Report how many lines of the records below include the word "hypothermia". Give nothing but the number.

*SOURCE DATA*:
>> Begin
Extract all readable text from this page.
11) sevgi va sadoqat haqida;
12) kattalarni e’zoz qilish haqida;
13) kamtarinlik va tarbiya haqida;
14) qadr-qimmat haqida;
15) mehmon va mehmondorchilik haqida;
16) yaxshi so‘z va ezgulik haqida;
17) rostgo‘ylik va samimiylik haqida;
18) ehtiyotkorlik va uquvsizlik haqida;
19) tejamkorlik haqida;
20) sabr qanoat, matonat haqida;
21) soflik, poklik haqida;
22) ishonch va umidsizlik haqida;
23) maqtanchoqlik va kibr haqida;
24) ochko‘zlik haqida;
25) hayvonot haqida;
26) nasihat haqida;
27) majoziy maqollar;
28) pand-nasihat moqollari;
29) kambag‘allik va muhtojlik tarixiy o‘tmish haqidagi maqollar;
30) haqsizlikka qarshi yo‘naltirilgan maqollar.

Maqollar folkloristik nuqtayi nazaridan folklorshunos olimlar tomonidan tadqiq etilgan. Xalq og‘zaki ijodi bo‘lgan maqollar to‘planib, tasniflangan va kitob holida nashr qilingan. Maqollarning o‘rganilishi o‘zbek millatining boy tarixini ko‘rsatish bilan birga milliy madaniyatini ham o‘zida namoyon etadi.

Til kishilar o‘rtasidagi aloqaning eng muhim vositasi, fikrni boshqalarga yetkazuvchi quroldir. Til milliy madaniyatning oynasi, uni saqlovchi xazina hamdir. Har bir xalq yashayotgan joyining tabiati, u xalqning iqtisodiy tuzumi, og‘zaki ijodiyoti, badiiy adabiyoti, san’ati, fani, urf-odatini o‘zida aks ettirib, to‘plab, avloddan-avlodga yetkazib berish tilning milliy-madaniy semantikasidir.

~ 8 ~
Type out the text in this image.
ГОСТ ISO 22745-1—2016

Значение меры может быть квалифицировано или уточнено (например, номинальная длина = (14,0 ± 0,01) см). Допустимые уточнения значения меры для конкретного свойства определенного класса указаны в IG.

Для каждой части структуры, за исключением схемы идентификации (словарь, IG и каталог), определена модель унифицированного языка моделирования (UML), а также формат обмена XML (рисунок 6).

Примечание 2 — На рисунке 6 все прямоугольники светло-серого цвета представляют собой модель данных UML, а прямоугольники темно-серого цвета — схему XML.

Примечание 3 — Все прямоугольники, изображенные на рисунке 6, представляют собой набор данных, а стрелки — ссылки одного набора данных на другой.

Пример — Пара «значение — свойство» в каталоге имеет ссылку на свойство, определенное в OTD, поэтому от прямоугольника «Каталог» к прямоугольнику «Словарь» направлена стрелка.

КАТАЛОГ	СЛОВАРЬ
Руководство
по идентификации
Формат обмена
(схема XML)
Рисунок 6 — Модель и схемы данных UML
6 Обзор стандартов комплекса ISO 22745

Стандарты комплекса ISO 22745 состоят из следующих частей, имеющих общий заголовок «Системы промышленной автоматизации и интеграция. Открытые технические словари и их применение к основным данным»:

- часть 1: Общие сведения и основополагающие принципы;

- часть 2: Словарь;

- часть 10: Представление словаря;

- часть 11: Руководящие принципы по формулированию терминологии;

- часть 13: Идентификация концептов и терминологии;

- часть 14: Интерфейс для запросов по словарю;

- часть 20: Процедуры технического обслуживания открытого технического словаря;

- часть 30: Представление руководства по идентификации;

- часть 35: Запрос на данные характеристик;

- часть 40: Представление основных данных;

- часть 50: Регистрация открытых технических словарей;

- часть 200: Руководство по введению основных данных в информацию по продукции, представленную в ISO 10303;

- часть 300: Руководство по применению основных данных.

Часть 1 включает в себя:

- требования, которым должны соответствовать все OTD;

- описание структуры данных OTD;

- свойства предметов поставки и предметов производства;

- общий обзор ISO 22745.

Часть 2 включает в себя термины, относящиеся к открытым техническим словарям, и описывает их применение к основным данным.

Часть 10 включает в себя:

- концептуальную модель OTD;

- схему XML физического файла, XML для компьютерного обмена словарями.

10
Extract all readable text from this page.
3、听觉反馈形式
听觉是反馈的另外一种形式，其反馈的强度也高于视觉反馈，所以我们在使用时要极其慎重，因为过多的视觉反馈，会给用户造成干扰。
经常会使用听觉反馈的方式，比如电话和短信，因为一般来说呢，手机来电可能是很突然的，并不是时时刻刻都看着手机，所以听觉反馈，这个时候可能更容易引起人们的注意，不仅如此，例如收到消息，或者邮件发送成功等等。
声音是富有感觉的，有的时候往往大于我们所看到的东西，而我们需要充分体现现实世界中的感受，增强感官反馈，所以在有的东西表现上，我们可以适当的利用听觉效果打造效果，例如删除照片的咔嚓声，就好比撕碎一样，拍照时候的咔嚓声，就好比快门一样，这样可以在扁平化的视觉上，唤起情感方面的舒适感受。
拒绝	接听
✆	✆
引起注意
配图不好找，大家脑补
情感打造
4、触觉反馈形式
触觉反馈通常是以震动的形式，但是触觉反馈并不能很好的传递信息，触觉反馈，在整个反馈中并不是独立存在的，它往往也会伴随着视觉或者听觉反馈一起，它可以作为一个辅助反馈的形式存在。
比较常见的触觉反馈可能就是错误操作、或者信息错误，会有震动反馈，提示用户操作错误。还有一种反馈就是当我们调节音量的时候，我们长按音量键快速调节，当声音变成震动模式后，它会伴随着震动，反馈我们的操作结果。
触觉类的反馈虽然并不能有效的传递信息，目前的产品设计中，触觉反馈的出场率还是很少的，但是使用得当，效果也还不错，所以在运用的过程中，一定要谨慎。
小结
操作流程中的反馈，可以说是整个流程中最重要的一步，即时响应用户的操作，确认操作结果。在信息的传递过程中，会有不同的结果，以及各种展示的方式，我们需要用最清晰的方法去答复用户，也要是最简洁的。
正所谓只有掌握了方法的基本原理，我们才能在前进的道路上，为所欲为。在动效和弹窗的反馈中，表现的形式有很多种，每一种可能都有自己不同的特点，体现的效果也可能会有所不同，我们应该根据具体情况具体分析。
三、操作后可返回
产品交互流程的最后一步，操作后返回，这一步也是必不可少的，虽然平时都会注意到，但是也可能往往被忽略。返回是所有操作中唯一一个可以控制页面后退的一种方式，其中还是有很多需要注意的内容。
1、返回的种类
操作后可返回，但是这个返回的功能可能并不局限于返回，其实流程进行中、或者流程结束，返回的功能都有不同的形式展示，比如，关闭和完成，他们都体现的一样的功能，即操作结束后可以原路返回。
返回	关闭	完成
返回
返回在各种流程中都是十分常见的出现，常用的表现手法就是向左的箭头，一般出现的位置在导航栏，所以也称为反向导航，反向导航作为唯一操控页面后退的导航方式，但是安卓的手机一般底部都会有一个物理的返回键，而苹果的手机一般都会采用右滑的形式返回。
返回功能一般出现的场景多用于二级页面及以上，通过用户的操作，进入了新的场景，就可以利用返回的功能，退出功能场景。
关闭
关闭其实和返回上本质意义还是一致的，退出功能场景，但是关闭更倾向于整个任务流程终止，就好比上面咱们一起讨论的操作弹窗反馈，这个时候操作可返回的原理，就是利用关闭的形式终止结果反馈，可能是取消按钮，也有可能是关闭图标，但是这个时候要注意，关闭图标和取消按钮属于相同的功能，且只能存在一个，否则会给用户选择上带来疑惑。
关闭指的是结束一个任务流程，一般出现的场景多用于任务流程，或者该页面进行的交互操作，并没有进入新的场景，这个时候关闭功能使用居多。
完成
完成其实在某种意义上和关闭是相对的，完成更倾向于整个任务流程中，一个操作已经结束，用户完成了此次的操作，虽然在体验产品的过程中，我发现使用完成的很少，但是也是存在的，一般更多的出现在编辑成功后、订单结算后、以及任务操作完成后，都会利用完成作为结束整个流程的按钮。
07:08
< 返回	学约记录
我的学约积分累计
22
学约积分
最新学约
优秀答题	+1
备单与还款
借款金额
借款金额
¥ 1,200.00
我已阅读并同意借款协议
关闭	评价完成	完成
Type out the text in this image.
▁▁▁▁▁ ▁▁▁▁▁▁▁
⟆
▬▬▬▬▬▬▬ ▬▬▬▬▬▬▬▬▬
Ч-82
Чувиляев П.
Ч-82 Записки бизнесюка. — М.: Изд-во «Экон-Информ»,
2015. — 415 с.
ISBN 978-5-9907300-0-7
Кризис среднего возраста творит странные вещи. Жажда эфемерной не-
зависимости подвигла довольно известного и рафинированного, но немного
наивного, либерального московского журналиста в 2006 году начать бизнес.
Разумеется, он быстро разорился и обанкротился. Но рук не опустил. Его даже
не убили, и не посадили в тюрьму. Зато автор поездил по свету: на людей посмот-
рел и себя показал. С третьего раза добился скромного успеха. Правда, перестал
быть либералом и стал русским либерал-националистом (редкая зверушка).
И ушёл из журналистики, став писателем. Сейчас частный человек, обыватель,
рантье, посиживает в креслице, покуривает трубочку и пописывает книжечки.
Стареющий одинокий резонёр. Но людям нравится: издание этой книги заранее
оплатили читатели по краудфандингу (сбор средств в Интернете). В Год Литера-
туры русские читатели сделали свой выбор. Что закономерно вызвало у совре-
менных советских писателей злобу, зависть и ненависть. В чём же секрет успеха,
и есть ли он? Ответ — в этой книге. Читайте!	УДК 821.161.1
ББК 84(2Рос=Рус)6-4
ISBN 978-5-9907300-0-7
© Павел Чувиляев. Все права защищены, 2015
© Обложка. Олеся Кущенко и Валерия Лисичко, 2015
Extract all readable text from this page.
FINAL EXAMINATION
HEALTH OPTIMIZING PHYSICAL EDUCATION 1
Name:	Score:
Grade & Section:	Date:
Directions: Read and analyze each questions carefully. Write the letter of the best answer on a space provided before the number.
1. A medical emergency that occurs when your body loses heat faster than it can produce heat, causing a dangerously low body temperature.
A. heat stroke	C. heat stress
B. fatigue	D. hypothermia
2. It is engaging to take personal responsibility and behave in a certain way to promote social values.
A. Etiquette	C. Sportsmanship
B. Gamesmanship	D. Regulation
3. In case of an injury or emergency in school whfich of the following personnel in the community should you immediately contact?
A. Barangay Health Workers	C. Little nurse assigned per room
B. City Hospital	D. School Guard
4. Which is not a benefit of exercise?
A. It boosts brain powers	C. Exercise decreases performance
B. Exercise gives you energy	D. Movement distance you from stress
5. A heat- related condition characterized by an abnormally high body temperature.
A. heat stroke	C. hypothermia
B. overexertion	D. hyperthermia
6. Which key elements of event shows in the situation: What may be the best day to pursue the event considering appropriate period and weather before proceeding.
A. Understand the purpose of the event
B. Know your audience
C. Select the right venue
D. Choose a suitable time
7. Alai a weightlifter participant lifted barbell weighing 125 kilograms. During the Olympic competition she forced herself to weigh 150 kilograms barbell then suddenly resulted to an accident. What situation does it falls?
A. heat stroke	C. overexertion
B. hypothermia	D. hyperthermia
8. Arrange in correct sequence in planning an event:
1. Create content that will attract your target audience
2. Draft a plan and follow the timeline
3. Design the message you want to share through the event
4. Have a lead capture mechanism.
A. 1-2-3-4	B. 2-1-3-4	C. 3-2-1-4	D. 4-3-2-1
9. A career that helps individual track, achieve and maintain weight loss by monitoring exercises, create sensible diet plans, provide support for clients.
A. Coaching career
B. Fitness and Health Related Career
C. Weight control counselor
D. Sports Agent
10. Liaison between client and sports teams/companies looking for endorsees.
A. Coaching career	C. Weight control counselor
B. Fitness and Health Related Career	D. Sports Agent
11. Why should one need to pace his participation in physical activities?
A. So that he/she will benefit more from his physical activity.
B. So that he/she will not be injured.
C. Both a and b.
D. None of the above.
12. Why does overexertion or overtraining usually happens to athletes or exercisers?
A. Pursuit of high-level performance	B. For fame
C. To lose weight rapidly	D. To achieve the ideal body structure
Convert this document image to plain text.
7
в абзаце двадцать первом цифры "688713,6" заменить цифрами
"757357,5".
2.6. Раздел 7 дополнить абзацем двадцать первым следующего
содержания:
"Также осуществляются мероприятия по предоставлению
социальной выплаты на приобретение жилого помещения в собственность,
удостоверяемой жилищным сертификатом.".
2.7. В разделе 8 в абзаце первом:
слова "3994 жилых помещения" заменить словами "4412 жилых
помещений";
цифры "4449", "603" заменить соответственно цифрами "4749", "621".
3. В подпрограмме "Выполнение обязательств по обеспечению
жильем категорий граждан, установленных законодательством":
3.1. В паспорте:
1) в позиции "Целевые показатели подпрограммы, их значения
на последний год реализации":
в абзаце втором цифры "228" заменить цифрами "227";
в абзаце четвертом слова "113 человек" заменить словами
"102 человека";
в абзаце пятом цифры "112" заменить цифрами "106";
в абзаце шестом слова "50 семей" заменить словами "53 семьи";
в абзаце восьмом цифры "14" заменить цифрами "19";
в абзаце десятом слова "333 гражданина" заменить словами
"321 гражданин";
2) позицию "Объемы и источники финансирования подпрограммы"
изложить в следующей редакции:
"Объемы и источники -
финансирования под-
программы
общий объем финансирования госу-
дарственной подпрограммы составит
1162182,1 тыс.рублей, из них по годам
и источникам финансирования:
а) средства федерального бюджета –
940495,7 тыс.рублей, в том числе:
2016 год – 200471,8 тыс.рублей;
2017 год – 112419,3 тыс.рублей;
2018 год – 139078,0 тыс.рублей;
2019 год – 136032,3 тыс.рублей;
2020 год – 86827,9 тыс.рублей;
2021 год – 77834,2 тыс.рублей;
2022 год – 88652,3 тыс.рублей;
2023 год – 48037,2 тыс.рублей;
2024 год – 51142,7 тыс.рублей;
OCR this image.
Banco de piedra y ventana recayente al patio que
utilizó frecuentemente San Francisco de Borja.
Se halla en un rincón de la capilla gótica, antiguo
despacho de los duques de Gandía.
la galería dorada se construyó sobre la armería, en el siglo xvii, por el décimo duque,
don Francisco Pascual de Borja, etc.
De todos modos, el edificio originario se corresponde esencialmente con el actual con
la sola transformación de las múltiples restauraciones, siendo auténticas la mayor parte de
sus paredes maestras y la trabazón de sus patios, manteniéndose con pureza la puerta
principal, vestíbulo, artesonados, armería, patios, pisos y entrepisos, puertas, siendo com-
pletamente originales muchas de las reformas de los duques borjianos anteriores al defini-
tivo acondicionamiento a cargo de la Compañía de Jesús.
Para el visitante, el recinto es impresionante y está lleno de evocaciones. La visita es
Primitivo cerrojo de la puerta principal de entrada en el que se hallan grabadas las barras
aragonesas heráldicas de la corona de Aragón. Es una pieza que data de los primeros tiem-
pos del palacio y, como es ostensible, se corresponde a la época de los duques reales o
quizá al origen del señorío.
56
>> End
*SOLUTION*: 3